── DATASET RECORDS ──

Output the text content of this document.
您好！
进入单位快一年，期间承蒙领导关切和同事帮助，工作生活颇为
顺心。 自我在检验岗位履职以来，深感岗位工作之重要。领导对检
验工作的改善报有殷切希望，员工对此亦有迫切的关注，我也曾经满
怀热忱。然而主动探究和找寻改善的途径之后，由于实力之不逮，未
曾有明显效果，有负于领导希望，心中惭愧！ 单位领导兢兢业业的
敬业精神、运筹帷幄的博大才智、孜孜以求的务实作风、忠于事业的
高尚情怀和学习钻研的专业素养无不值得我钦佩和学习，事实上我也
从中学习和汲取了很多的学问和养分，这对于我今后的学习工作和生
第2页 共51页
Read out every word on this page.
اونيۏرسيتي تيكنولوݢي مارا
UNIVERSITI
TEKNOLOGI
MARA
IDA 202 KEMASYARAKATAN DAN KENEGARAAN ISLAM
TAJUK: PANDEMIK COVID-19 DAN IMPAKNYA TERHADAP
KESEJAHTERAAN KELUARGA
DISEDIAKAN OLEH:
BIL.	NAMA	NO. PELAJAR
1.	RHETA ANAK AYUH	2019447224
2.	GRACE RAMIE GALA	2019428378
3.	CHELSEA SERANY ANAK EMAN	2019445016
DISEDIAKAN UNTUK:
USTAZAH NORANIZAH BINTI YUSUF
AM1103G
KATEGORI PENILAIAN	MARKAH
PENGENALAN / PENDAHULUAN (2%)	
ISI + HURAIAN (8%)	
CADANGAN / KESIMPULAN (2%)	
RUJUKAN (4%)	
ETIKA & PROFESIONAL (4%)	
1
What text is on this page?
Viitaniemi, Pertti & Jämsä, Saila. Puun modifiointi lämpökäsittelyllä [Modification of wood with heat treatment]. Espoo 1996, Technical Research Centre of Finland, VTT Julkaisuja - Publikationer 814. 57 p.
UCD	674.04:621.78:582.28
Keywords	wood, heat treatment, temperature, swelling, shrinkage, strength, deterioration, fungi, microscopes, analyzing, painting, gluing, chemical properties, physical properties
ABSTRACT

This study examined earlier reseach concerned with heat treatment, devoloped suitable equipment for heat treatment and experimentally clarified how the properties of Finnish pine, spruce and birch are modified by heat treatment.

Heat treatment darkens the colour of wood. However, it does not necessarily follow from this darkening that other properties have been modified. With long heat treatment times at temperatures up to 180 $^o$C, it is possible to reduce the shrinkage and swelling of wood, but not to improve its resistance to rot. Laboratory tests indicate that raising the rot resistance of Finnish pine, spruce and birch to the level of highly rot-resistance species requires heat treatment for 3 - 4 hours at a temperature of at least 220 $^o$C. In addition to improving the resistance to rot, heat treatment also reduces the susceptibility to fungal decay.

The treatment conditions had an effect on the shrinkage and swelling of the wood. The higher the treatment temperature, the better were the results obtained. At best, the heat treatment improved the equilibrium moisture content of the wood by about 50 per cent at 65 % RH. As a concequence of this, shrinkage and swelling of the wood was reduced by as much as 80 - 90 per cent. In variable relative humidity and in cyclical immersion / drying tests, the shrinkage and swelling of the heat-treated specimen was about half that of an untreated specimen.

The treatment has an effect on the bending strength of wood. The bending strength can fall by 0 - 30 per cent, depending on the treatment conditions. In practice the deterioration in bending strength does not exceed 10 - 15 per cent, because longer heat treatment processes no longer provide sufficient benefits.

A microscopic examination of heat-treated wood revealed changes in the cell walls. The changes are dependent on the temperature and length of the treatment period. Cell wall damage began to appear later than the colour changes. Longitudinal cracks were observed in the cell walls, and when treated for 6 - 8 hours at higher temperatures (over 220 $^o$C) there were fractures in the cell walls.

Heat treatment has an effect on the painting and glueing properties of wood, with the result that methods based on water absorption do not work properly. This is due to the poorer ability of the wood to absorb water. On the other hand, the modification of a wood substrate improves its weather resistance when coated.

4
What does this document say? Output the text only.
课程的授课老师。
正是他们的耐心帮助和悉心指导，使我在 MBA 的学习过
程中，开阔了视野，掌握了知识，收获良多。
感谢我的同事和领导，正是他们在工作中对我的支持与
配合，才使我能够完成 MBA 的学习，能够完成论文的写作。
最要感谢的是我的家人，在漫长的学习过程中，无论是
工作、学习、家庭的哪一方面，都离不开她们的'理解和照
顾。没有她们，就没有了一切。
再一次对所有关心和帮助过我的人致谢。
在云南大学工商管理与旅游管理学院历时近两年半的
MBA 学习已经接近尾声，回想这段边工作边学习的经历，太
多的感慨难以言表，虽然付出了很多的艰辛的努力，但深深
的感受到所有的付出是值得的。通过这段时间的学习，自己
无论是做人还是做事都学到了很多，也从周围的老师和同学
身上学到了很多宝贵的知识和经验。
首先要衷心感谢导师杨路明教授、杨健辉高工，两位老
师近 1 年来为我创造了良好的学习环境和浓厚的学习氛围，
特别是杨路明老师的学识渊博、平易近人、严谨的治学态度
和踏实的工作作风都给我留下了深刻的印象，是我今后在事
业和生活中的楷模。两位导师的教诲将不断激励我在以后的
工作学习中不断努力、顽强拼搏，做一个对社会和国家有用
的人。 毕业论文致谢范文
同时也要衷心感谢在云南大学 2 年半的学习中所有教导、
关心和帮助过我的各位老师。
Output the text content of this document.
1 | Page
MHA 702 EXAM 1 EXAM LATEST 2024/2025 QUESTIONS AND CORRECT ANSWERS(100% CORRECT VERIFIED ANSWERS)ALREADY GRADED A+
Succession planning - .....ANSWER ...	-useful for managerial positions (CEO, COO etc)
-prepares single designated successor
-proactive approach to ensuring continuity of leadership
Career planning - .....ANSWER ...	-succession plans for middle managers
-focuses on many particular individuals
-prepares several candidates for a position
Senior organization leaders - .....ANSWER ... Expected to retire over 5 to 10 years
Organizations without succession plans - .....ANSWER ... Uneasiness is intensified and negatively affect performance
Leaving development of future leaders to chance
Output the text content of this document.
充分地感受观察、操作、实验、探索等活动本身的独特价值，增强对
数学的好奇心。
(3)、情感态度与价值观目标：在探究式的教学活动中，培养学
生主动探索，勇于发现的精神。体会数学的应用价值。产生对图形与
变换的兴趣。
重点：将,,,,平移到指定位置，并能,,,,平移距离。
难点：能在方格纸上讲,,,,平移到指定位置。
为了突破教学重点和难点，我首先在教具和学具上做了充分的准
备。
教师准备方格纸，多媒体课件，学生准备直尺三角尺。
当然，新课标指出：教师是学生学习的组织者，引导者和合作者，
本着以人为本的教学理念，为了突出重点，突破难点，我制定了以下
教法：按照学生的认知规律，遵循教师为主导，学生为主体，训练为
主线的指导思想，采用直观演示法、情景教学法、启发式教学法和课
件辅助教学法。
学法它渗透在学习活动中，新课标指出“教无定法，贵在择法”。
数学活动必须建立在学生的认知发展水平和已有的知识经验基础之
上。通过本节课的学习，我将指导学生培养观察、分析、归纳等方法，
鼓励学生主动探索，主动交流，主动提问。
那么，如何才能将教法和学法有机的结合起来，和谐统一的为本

───

◆ WHAT YOU ARE ASKED TO DO ◆
Search the records above for the string "新课标指出". Copy every line that contains it.

◆ COMPLETE OUTPUT ◆
当然，新课标指出：教师是学生学习的组织者，引导者和合作者，
学法它渗透在学习活动中，新课标指出“教无定法，贵在择法”。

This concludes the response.